## Task requirements
Copy out each of the entries below line for line, with no changes, but leave out the pictures.

## Start Data to use

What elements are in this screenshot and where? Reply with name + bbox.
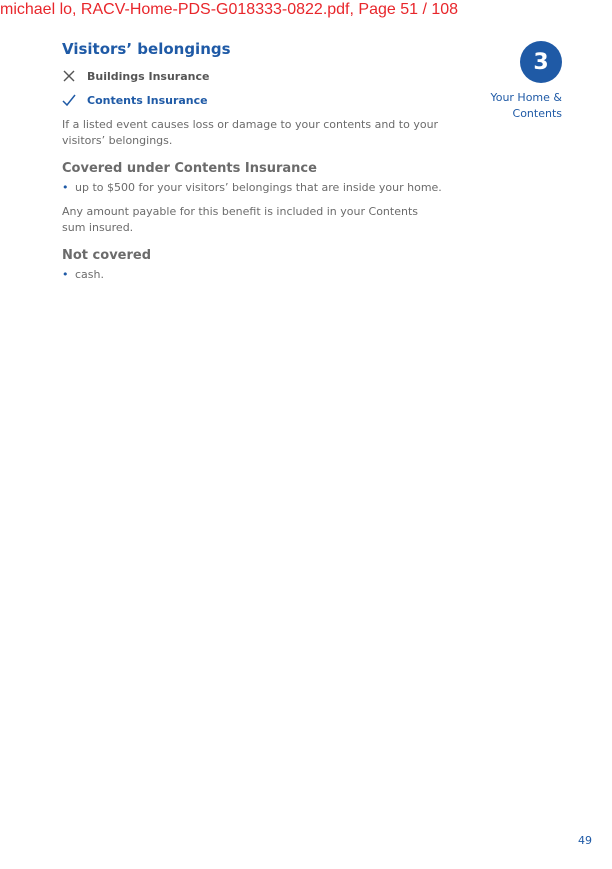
list-item: • cash. bbox=[62, 267, 462, 283]
intro-paragraph: If a listed event causes loss or damage … bbox=[62, 118, 439, 147]
cover-type-contents: Contents Insurance bbox=[62, 91, 462, 109]
watermark-text: michael lo, RACV-Home-PDS-G018333-0822.p… bbox=[0, 1, 459, 18]
page-number: 49 bbox=[578, 834, 592, 847]
chapter-label-line: Contents bbox=[512, 107, 562, 120]
not-covered-heading: Not covered bbox=[62, 248, 152, 263]
list-item-text: up to $500 for your visitors’ belongings… bbox=[75, 181, 442, 194]
check-icon bbox=[62, 94, 76, 107]
bullet-icon: • bbox=[62, 268, 69, 281]
section-content: Visitors’ belongings Buildings Insurance… bbox=[62, 40, 462, 283]
cover-type-buildings: Buildings Insurance bbox=[62, 67, 462, 85]
chapter-number-badge: 3 bbox=[520, 41, 562, 83]
cross-icon bbox=[63, 70, 75, 82]
cover-type-label: Buildings Insurance bbox=[87, 69, 210, 83]
list-item-text: cash. bbox=[75, 268, 104, 281]
covered-list: • up to $500 for your visitors’ belongin… bbox=[62, 180, 462, 196]
list-item: • up to $500 for your visitors’ belongin… bbox=[62, 180, 462, 196]
not-covered-list: • cash. bbox=[62, 267, 462, 283]
cover-type-label: Contents Insurance bbox=[87, 93, 208, 107]
bullet-icon: • bbox=[62, 181, 69, 194]
section-title: Visitors’ belongings bbox=[62, 40, 231, 58]
chapter-label-line: Your Home & bbox=[490, 91, 562, 104]
chapter-label: Your Home & Contents bbox=[452, 90, 562, 122]
covered-heading: Covered under Contents Insurance bbox=[62, 161, 317, 176]
note-paragraph: Any amount payable for this benefit is i… bbox=[62, 205, 418, 234]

## End Data to use

## Solution
What elements are in this screenshot and where? Reply with name + bbox.
list-item: • cash. bbox=[62, 267, 462, 283]
intro-paragraph: If a listed event causes loss or damage … bbox=[62, 118, 439, 147]
cover-type-contents: Contents Insurance bbox=[62, 91, 462, 109]
watermark-text: michael lo, RACV-Home-PDS-G018333-0822.p… bbox=[0, 1, 459, 18]
page-number: 49 bbox=[578, 834, 592, 847]
chapter-label-line: Contents bbox=[512, 107, 562, 120]
not-covered-heading: Not covered bbox=[62, 248, 152, 263]
list-item-text: up to $500 for your visitors’ belongings… bbox=[75, 181, 442, 194]
check-icon bbox=[62, 94, 76, 107]
bullet-icon: • bbox=[62, 268, 69, 281]
section-content: Visitors’ belongings Buildings Insurance… bbox=[62, 40, 462, 283]
cover-type-buildings: Buildings Insurance bbox=[62, 67, 462, 85]
chapter-number-badge: 3 bbox=[520, 41, 562, 83]
cross-icon bbox=[63, 70, 75, 82]
cover-type-label: Buildings Insurance bbox=[87, 69, 210, 83]
list-item-text: cash. bbox=[75, 268, 104, 281]
covered-list: • up to $500 for your visitors’ belongin… bbox=[62, 180, 462, 196]
list-item: • up to $500 for your visitors’ belongin… bbox=[62, 180, 462, 196]
not-covered-list: • cash. bbox=[62, 267, 462, 283]
cover-type-label: Contents Insurance bbox=[87, 93, 208, 107]
bullet-icon: • bbox=[62, 181, 69, 194]
section-title: Visitors’ belongings bbox=[62, 40, 231, 58]
chapter-label-line: Your Home & bbox=[490, 91, 562, 104]
chapter-label: Your Home & Contents bbox=[452, 90, 562, 122]
covered-heading: Covered under Contents Insurance bbox=[62, 161, 317, 176]
note-paragraph: Any amount payable for this benefit is i… bbox=[62, 205, 418, 234]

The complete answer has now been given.